### Written instruction
All of the records below need to be copied exactly.
####
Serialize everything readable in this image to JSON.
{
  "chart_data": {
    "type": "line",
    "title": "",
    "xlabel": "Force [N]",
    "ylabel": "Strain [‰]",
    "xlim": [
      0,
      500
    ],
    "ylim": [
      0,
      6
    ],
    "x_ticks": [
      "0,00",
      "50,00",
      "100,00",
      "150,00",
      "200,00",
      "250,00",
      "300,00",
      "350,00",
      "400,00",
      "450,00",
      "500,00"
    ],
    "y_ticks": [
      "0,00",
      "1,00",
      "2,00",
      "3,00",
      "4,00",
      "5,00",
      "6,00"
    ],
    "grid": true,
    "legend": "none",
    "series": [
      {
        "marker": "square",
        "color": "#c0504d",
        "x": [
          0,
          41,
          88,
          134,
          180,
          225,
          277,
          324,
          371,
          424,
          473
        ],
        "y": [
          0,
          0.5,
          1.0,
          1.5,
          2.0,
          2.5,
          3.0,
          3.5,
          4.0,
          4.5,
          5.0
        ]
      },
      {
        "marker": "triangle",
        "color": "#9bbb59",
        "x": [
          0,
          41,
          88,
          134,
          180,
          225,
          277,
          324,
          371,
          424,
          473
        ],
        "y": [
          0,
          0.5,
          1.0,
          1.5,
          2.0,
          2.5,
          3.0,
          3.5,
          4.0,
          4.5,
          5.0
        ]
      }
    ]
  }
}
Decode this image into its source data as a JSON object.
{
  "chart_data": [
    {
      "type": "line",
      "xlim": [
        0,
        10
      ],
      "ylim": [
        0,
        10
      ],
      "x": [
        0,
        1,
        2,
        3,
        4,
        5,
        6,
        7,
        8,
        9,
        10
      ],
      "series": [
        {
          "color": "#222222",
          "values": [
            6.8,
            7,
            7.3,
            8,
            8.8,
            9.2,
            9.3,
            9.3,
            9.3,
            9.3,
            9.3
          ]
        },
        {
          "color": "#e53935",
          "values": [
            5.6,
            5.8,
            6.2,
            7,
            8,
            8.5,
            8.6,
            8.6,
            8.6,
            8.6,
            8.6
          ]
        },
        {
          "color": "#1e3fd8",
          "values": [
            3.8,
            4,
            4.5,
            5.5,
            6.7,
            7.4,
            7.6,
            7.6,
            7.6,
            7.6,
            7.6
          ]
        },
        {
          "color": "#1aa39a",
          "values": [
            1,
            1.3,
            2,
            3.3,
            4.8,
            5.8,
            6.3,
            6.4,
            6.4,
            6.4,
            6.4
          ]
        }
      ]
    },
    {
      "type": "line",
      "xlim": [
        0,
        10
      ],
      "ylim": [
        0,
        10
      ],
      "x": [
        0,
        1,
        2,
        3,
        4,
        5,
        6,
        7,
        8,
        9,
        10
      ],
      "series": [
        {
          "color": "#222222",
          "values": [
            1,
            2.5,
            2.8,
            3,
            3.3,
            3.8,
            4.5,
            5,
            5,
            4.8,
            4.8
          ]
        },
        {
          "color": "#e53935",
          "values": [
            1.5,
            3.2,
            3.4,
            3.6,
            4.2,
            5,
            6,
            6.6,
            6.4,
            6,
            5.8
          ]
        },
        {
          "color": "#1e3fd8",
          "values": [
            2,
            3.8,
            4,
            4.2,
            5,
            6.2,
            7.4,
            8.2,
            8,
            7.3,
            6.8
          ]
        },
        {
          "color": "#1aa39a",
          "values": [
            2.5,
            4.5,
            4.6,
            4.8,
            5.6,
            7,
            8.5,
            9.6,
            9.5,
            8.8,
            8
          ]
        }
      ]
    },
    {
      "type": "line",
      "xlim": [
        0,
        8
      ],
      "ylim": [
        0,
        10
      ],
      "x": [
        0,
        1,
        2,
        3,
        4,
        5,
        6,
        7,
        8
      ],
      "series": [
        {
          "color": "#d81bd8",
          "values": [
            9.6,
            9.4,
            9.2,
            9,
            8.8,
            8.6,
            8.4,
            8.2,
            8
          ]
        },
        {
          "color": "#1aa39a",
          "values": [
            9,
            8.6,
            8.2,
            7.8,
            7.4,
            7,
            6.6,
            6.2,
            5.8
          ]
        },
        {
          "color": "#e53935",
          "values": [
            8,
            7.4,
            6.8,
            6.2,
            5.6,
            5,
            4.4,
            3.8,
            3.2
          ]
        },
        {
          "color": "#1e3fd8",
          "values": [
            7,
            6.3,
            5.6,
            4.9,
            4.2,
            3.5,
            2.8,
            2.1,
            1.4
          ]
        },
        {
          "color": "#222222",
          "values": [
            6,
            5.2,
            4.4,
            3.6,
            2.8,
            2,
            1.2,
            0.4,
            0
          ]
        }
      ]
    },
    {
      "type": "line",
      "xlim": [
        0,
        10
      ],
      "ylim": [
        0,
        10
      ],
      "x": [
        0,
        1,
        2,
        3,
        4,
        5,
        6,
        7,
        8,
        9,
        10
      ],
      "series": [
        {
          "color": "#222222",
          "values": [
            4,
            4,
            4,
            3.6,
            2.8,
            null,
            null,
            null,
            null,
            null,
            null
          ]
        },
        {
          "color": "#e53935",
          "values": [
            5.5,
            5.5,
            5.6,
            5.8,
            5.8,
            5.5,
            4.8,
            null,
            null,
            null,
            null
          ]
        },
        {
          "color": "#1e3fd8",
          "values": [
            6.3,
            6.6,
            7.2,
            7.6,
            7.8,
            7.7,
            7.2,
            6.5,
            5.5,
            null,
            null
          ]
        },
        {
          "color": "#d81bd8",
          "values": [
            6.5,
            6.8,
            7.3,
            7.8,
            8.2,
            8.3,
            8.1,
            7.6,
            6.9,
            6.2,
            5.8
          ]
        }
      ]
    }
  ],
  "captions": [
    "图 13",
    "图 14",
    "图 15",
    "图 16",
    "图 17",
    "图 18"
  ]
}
####
### Answer to this task
Serialize everything readable in this image to JSON.
{
  "chart_data": {
    "type": "line",
    "title": "",
    "xlabel": "Force [N]",
    "ylabel": "Strain [‰]",
    "xlim": [
      0,
      500
    ],
    "ylim": [
      0,
      6
    ],
    "x_ticks": [
      "0,00",
      "50,00",
      "100,00",
      "150,00",
      "200,00",
      "250,00",
      "300,00",
      "350,00",
      "400,00",
      "450,00",
      "500,00"
    ],
    "y_ticks": [
      "0,00",
      "1,00",
      "2,00",
      "3,00",
      "4,00",
      "5,00",
      "6,00"
    ],
    "grid": true,
    "legend": "none",
    "series": [
      {
        "marker": "square",
        "color": "#c0504d",
        "x": [
          0,
          41,
          88,
          134,
          180,
          225,
          277,
          324,
          371,
          424,
          473
        ],
        "y": [
          0,
          0.5,
          1.0,
          1.5,
          2.0,
          2.5,
          3.0,
          3.5,
          4.0,
          4.5,
          5.0
        ]
      },
      {
        "marker": "triangle",
        "color": "#9bbb59",
        "x": [
          0,
          41,
          88,
          134,
          180,
          225,
          277,
          324,
          371,
          424,
          473
        ],
        "y": [
          0,
          0.5,
          1.0,
          1.5,
          2.0,
          2.5,
          3.0,
          3.5,
          4.0,
          4.5,
          5.0
        ]
      }
    ]
  }
}
Decode this image into its source data as a JSON object.
{
  "chart_data": [
    {
      "type": "line",
      "xlim": [
        0,
        10
      ],
      "ylim": [
        0,
        10
      ],
      "x": [
        0,
        1,
        2,
        3,
        4,
        5,
        6,
        7,
        8,
        9,
        10
      ],
      "series": [
        {
          "color": "#222222",
          "values": [
            6.8,
            7,
            7.3,
            8,
            8.8,
            9.2,
            9.3,
            9.3,
            9.3,
            9.3,
            9.3
          ]
        },
        {
          "color": "#e53935",
          "values": [
            5.6,
            5.8,
            6.2,
            7,
            8,
            8.5,
            8.6,
            8.6,
            8.6,
            8.6,
            8.6
          ]
        },
        {
          "color": "#1e3fd8",
          "values": [
            3.8,
            4,
            4.5,
            5.5,
            6.7,
            7.4,
            7.6,
            7.6,
            7.6,
            7.6,
            7.6
          ]
        },
        {
          "color": "#1aa39a",
          "values": [
            1,
            1.3,
            2,
            3.3,
            4.8,
            5.8,
            6.3,
            6.4,
            6.4,
            6.4,
            6.4
          ]
        }
      ]
    },
    {
      "type": "line",
      "xlim": [
        0,
        10
      ],
      "ylim": [
        0,
        10
      ],
      "x": [
        0,
        1,
        2,
        3,
        4,
        5,
        6,
        7,
        8,
        9,
        10
      ],
      "series": [
        {
          "color": "#222222",
          "values": [
            1,
            2.5,
            2.8,
            3,
            3.3,
            3.8,
            4.5,
            5,
            5,
            4.8,
            4.8
          ]
        },
        {
          "color": "#e53935",
          "values": [
            1.5,
            3.2,
            3.4,
            3.6,
            4.2,
            5,
            6,
            6.6,
            6.4,
            6,
            5.8
          ]
        },
        {
          "color": "#1e3fd8",
          "values": [
            2,
            3.8,
            4,
            4.2,
            5,
            6.2,
            7.4,
            8.2,
            8,
            7.3,
            6.8
          ]
        },
        {
          "color": "#1aa39a",
          "values": [
            2.5,
            4.5,
            4.6,
            4.8,
            5.6,
            7,
            8.5,
            9.6,
            9.5,
            8.8,
            8
          ]
        }
      ]
    },
    {
      "type": "line",
      "xlim": [
        0,
        8
      ],
      "ylim": [
        0,
        10
      ],
      "x": [
        0,
        1,
        2,
        3,
        4,
        5,
        6,
        7,
        8
      ],
      "series": [
        {
          "color": "#d81bd8",
          "values": [
            9.6,
            9.4,
            9.2,
            9,
            8.8,
            8.6,
            8.4,
            8.2,
            8
          ]
        },
        {
          "color": "#1aa39a",
          "values": [
            9,
            8.6,
            8.2,
            7.8,
            7.4,
            7,
            6.6,
            6.2,
            5.8
          ]
        },
        {
          "color": "#e53935",
          "values": [
            8,
            7.4,
            6.8,
            6.2,
            5.6,
            5,
            4.4,
            3.8,
            3.2
          ]
        },
        {
          "color": "#1e3fd8",
          "values": [
            7,
            6.3,
            5.6,
            4.9,
            4.2,
            3.5,
            2.8,
            2.1,
            1.4
          ]
        },
        {
          "color": "#222222",
          "values": [
            6,
            5.2,
            4.4,
            3.6,
            2.8,
            2,
            1.2,
            0.4,
            0
          ]
        }
      ]
    },
    {
      "type": "line",
      "xlim": [
        0,
        10
      ],
      "ylim": [
        0,
        10
      ],
      "x": [
        0,
        1,
        2,
        3,
        4,
        5,
        6,
        7,
        8,
        9,
        10
      ],
      "series": [
        {
          "color": "#222222",
          "values": [
            4,
            4,
            4,
            3.6,
            2.8,
            null,
            null,
            null,
            null,
            null,
            null
          ]
        },
        {
          "color": "#e53935",
          "values": [
            5.5,
            5.5,
            5.6,
            5.8,
            5.8,
            5.5,
            4.8,
            null,
            null,
            null,
            null
          ]
        },
        {
          "color": "#1e3fd8",
          "values": [
            6.3,
            6.6,
            7.2,
            7.6,
            7.8,
            7.7,
            7.2,
            6.5,
            5.5,
            null,
            null
          ]
        },
        {
          "color": "#d81bd8",
          "values": [
            6.5,
            6.8,
            7.3,
            7.8,
            8.2,
            8.3,
            8.1,
            7.6,
            6.9,
            6.2,
            5.8
          ]
        }
      ]
    }
  ],
  "captions": [
    "图 13",
    "图 14",
    "图 15",
    "图 16",
    "图 17",
    "图 18"
  ]
}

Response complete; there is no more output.